§ **Data entries**

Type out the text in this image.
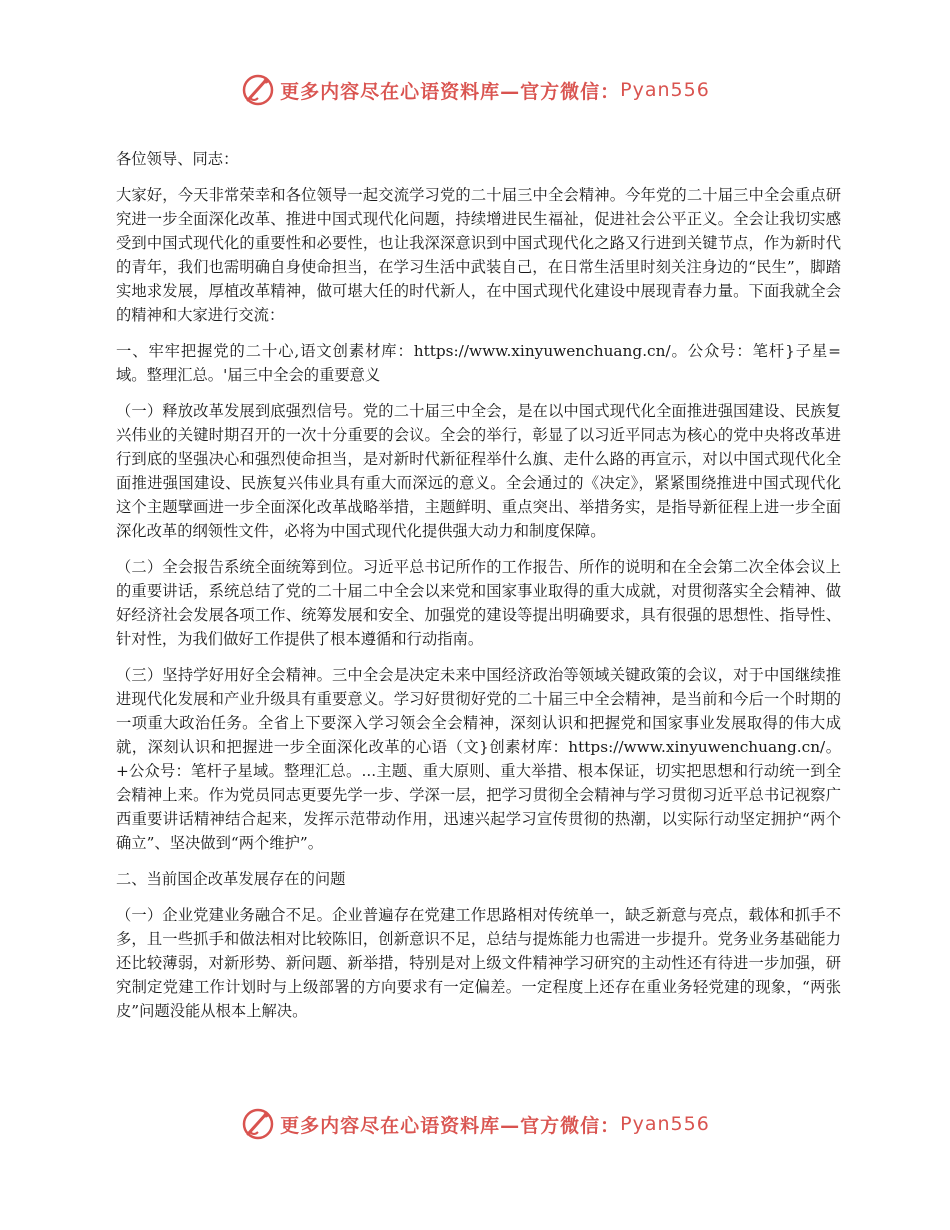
更多内容尽在心语资料库—官方微信： Pyan556

各位领导、同志：

大家好，今天非常荣幸和各位领导一起交流学习党的二十届三中全会精神。今年党的二十届三中全会重点研究进一步全面深化改革、推进中国式现代化问题，持续增进民生福祉，促进社会公平正义。全会让我切实感受到中国式现代化的重要性和必要性，也让我深深意识到中国式现代化之路又行进到关键节点，作为新时代的青年，我们也需明确自身使命担当，在学习生活中武装自己，在日常生活里时刻关注身边的“民生”，脚踏实地求发展，厚植改革精神，做可堪大任的时代新人，在中国式现代化建设中展现青春力量。下面我就全会的精神和大家进行交流：

一、牢牢把握党的二十心,语文创素材库：https://www.xinyuwenchuang.cn/。公众号：笔杆}子星=域。整理汇总。'届三中全会的重要意义

（一）释放改革发展到底强烈信号。党的二十届三中全会，是在以中国式现代化全面推进强国建设、民族复兴伟业的关键时期召开的一次十分重要的会议。全会的举行，彰显了以习近平同志为核心的党中央将改革进行到底的坚强决心和强烈使命担当，是对新时代新征程举什么旗、走什么路的再宣示，对以中国式现代化全面推进强国建设、民族复兴伟业具有重大而深远的意义。全会通过的《决定》，紧紧围绕推进中国式现代化这个主题擘画进一步全面深化改革战略举措，主题鲜明、重点突出、举措务实，是指导新征程上进一步全面深化改革的纲领性文件，必将为中国式现代化提供强大动力和制度保障。

（二）全会报告系统全面统筹到位。习近平总书记所作的工作报告、所作的说明和在全会第二次全体会议上的重要讲话，系统总结了党的二十届二中全会以来党和国家事业取得的重大成就，对贯彻落实全会精神、做好经济社会发展各项工作、统筹发展和安全、加强党的建设等提出明确要求，具有很强的思想性、指导性、针对性，为我们做好工作提供了根本遵循和行动指南。

（三）坚持学好用好全会精神。三中全会是决定未来中国经济政治等领域关键政策的会议，对于中国继续推进现代化发展和产业升级具有重要意义。学习好贯彻好党的二十届三中全会精神，是当前和今后一个时期的一项重大政治任务。全省上下要深入学习领会全会精神，深刻认识和把握党和国家事业发展取得的伟大成就，深刻认识和把握进一步全面深化改革的心语（文}创素材库：https://www.xinyuwenchuang.cn/。+公众号：笔杆子星域。整理汇总。...主题、重大原则、重大举措、根本保证，切实把思想和行动统一到全会精神上来。作为党员同志更要先学一步、学深一层，把学习贯彻全会精神与学习贯彻习近平总书记视察广西重要讲话精神结合起来，发挥示范带动作用，迅速兴起学习宣传贯彻的热潮，以实际行动坚定拥护“两个确立”、坚决做到“两个维护”。

二、当前国企改革发展存在的问题

（一）企业党建业务融合不足。企业普遍存在党建工作思路相对传统单一，缺乏新意与亮点，载体和抓手不多，且一些抓手和做法相对比较陈旧，创新意识不足，总结与提炼能力也需进一步提升。党务业务基础能力还比较薄弱，对新形势、新问题、新举措，特别是对上级文件精神学习研究的主动性还有待进一步加强，研究制定党建工作计划时与上级部署的方向要求有一定偏差。一定程度上还存在重业务轻党建的现象，“两张皮”问题没能从根本上解决。

更多内容尽在心语资料库—官方微信： Pyan556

§ **What is expected**
Find and copy each line above that includes the string "xinyuwenchuang".

§ **Solution to this exercise**
一、牢牢把握党的二十心,语文创素材库：https://www.xinyuwenchuang.cn/。公众号：笔杆}子星=域。整理汇总。'届三中全会的重要意义
（三）坚持学好用好全会精神。三中全会是决定未来中国经济政治等领域关键政策的会议，对于中国继续推进现代化发展和产业升级具有重要意义。学习好贯彻好党的二十届三中全会精神，是当前和今后一个时期的一项重大政治任务。全省上下要深入学习领会全会精神，深刻认识和把握党和国家事业发展取得的伟大成就，深刻认识和把握进一步全面深化改革的心语（文}创素材库：https://www.xinyuwenchuang.cn/。+公众号：笔杆子星域。整理汇总。...主题、重大原则、重大举措、根本保证，切实把思想和行动统一到全会精神上来。作为党员同志更要先学一步、学深一层，把学习贯彻全会精神与学习贯彻习近平总书记视察广西重要讲话精神结合起来，发挥示范带动作用，迅速兴起学习宣传贯彻的热潮，以实际行动坚定拥护“两个确立”、坚决做到“两个维护”。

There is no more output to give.